## start

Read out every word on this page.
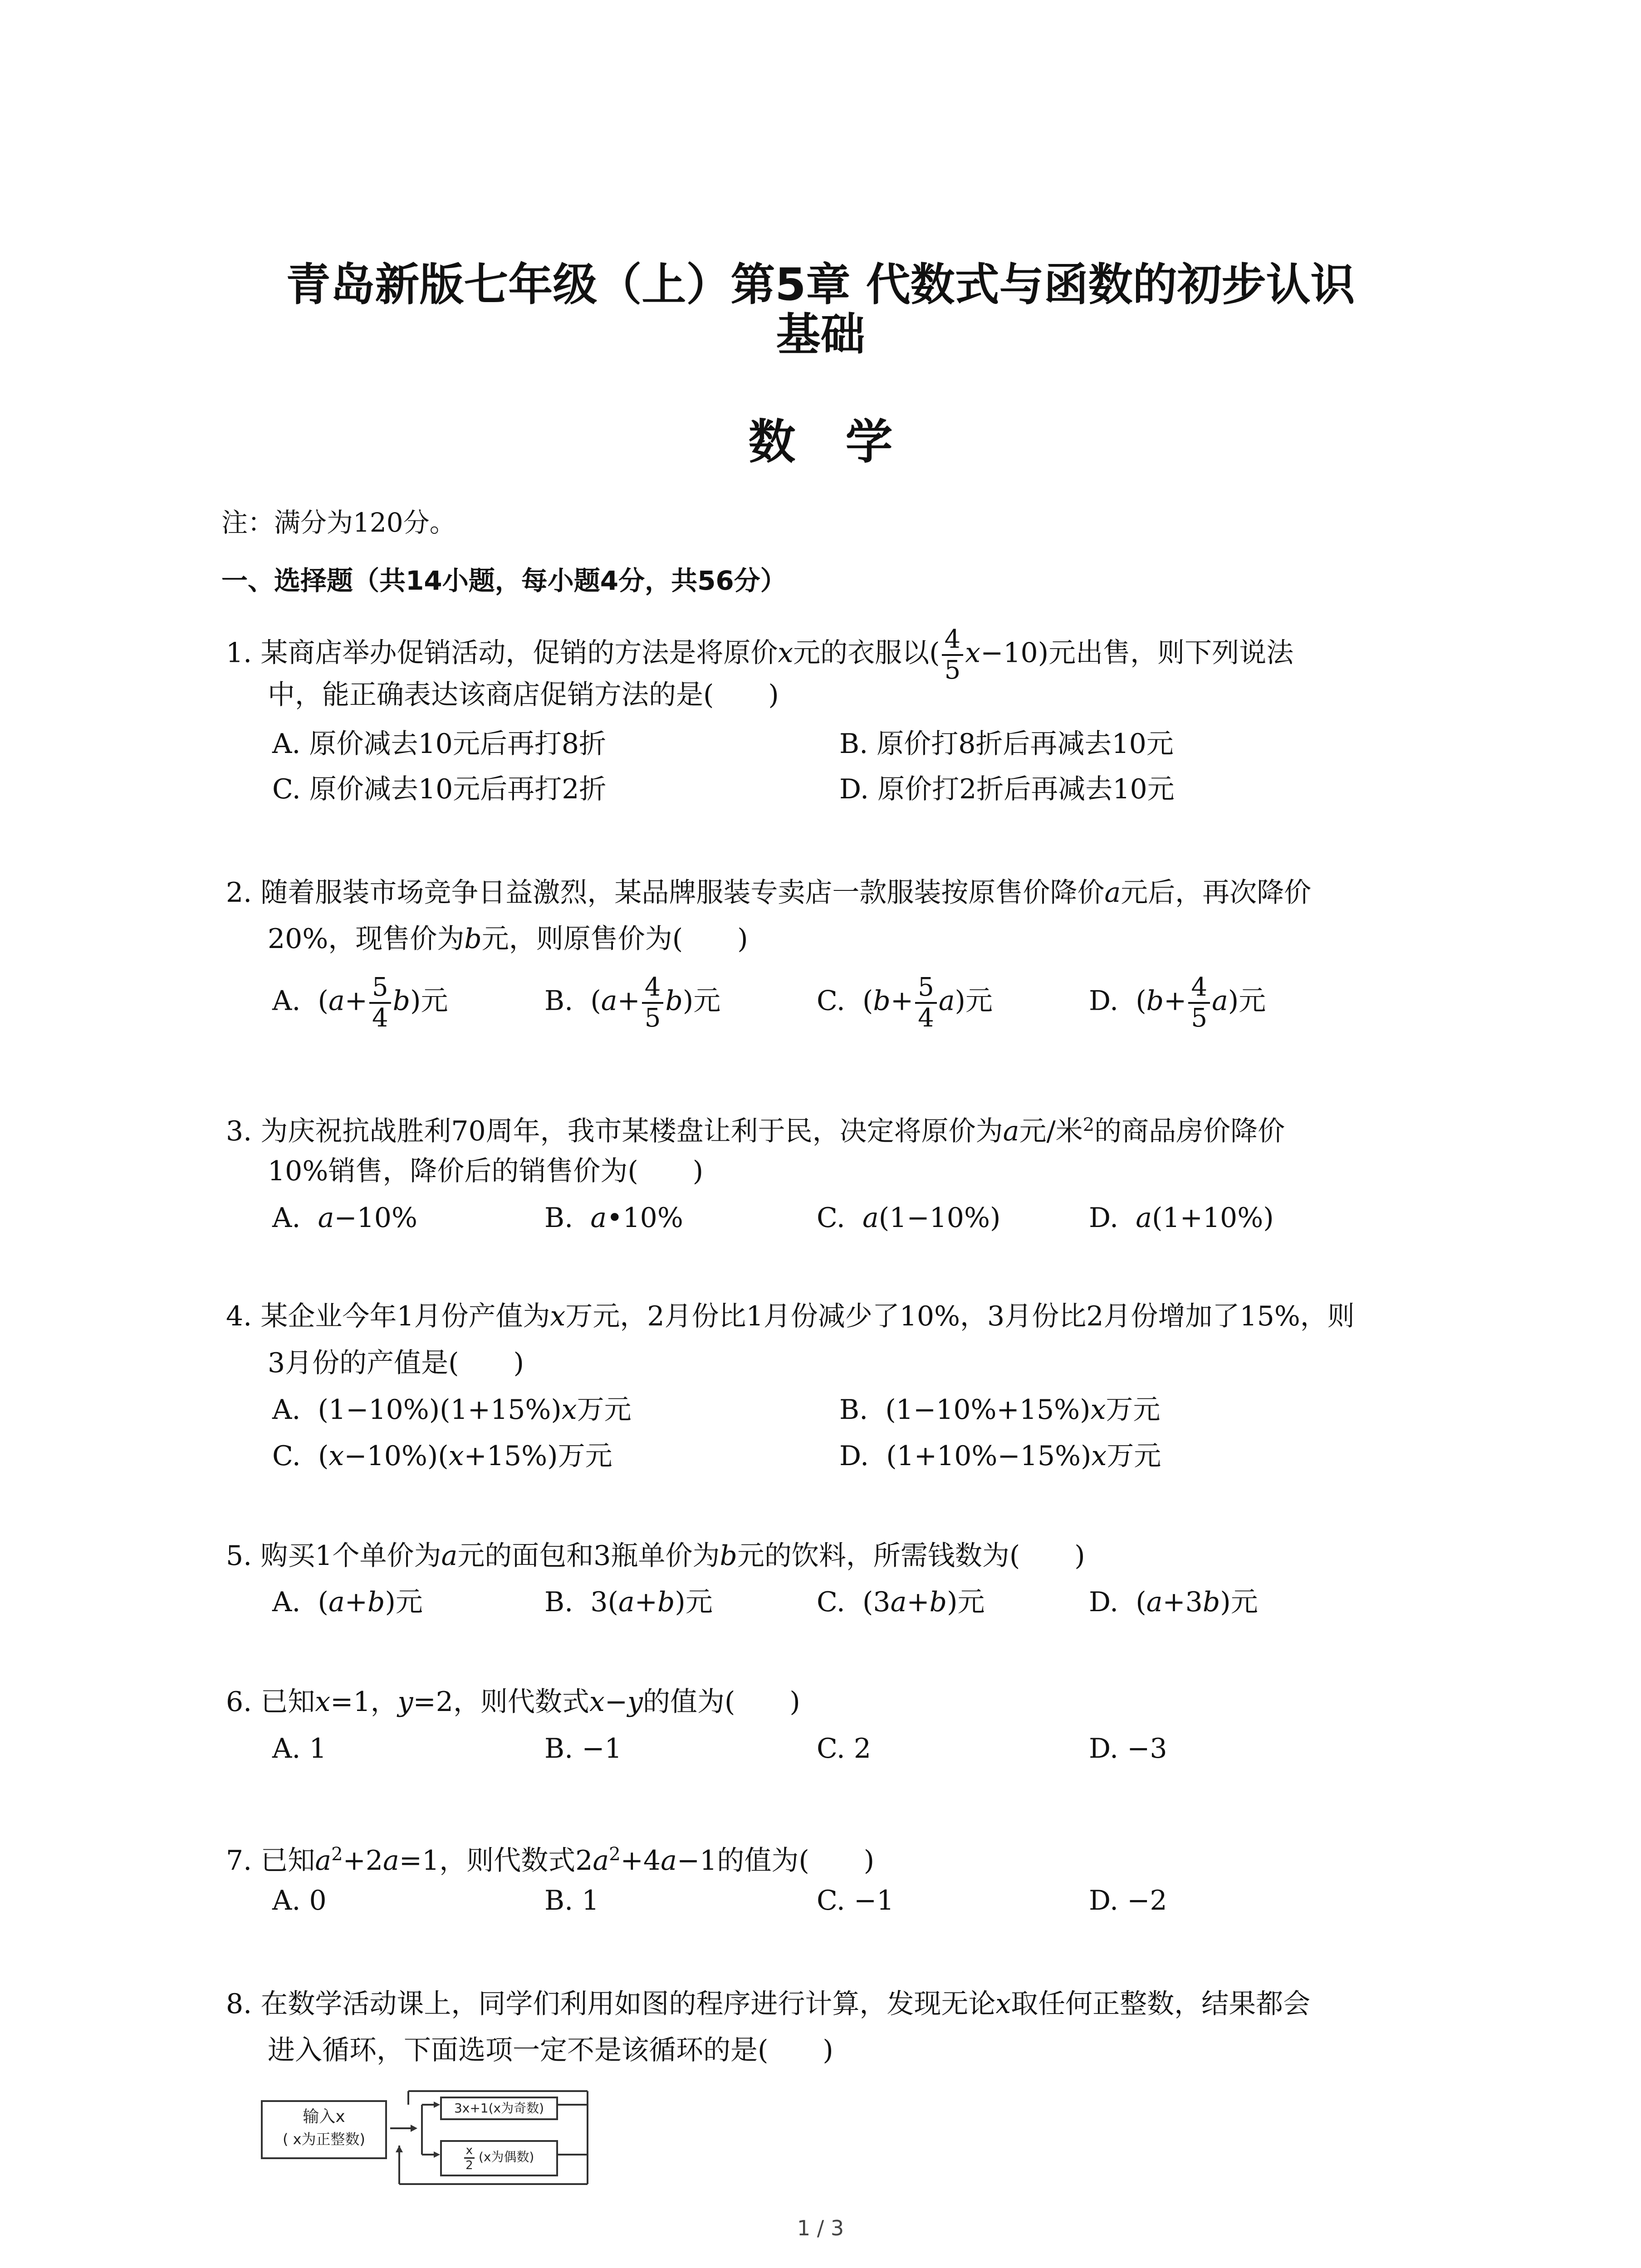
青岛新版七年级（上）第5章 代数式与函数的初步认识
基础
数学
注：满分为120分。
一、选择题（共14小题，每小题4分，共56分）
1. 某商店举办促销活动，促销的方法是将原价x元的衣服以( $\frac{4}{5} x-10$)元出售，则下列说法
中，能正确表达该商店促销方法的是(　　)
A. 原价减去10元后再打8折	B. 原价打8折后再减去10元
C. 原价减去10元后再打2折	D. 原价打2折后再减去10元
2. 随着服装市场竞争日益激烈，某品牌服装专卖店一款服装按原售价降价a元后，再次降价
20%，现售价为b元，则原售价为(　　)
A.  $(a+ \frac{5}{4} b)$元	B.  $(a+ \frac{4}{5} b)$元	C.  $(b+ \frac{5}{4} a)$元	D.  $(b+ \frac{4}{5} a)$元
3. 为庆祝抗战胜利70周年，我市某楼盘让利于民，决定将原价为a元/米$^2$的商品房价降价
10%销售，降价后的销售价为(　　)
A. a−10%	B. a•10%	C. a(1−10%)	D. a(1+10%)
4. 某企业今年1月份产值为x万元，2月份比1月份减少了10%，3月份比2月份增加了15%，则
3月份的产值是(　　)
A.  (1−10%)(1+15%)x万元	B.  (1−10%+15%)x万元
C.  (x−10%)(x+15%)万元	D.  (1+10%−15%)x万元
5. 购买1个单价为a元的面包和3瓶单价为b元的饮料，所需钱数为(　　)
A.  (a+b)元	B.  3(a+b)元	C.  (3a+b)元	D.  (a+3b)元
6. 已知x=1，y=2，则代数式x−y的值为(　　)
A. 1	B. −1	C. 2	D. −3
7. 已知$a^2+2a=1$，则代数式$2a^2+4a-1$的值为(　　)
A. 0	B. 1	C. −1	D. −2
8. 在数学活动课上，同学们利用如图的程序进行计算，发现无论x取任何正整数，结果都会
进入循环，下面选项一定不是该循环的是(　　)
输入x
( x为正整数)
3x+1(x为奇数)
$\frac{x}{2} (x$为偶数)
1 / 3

## end
## start

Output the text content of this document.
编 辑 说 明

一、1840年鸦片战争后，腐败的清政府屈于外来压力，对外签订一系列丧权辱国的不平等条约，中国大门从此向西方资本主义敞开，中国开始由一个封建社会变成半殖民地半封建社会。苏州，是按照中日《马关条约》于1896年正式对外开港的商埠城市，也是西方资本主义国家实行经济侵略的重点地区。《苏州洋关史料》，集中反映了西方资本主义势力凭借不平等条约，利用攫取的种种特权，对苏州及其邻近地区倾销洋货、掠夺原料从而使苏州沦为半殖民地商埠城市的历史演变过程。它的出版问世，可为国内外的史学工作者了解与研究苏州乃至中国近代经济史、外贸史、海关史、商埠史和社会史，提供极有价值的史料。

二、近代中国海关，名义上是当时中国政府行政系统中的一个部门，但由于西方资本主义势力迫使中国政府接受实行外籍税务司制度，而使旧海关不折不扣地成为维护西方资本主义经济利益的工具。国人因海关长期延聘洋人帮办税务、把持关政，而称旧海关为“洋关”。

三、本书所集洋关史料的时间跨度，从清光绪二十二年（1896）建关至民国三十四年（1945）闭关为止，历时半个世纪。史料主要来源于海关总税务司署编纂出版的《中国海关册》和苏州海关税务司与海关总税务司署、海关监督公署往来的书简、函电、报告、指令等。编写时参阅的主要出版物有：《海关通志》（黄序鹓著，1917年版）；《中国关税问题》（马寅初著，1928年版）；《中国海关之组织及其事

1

## end

:: Requirement ::
Using the listing above, locate the lines that hold "this" and copy each one.

:: Final result ::
Read out every word on this page.
Output the text content of this document.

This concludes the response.